* **Instructions to follow**
Report every line in the listing that contains the string "JSON".

==== Given data ====

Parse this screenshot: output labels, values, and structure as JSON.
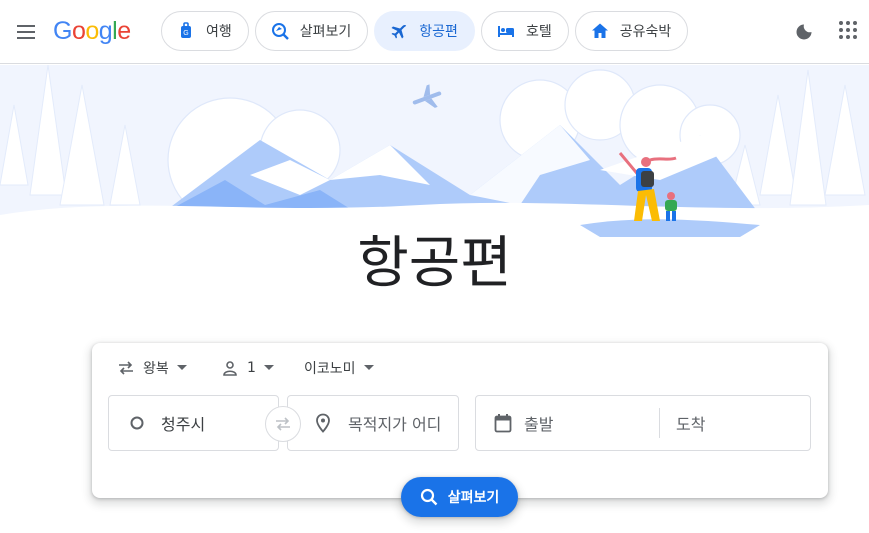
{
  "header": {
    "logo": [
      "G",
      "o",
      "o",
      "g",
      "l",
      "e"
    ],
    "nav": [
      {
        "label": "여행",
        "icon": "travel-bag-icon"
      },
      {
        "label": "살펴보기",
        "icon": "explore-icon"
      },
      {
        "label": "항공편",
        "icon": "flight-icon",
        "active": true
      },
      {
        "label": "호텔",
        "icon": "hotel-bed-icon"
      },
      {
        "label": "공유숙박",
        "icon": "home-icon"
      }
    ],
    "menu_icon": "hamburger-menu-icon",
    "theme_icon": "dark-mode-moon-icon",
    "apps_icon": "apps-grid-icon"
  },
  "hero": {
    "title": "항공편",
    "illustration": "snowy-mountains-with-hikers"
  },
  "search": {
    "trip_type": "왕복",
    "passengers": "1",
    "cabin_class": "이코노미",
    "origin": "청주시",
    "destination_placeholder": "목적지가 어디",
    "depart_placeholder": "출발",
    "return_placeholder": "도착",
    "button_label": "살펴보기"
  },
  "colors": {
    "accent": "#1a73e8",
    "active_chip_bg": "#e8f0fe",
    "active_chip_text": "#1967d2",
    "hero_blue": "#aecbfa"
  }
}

====
==== Given data ====

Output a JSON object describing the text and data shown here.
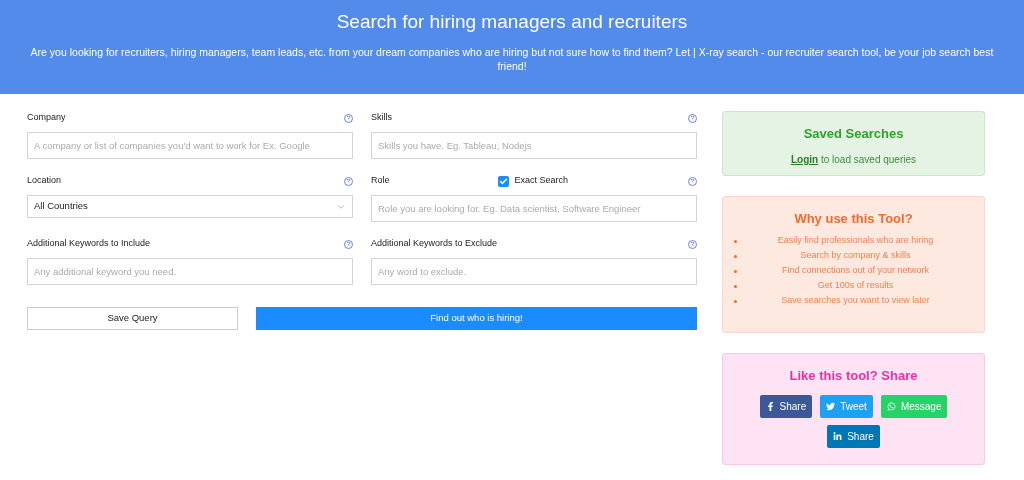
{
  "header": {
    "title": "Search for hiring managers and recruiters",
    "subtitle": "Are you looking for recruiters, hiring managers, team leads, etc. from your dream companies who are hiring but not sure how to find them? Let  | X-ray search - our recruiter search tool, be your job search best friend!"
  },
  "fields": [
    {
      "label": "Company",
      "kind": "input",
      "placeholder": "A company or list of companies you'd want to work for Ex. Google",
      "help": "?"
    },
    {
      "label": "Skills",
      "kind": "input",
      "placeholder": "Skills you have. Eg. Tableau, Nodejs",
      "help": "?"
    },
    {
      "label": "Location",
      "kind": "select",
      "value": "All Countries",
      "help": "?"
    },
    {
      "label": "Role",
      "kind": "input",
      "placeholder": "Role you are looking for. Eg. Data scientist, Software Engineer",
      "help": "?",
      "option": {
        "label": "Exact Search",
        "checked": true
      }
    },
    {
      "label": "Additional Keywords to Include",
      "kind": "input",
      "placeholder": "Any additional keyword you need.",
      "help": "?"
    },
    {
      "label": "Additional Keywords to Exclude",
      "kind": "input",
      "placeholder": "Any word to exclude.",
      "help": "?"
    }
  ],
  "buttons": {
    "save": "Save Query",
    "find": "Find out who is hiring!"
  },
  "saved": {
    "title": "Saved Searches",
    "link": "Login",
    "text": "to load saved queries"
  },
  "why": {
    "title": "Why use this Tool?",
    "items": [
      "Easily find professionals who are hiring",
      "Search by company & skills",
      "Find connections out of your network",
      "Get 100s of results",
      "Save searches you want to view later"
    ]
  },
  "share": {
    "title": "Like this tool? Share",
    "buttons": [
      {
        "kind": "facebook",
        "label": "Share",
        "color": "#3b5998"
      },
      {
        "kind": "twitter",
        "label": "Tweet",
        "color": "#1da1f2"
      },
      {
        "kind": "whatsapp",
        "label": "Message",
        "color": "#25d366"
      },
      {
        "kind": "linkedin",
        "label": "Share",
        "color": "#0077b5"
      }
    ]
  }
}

====

* **Answer to the exercise**
Parse this screenshot: output labels, values, and structure as JSON.
Output a JSON object describing the text and data shown here.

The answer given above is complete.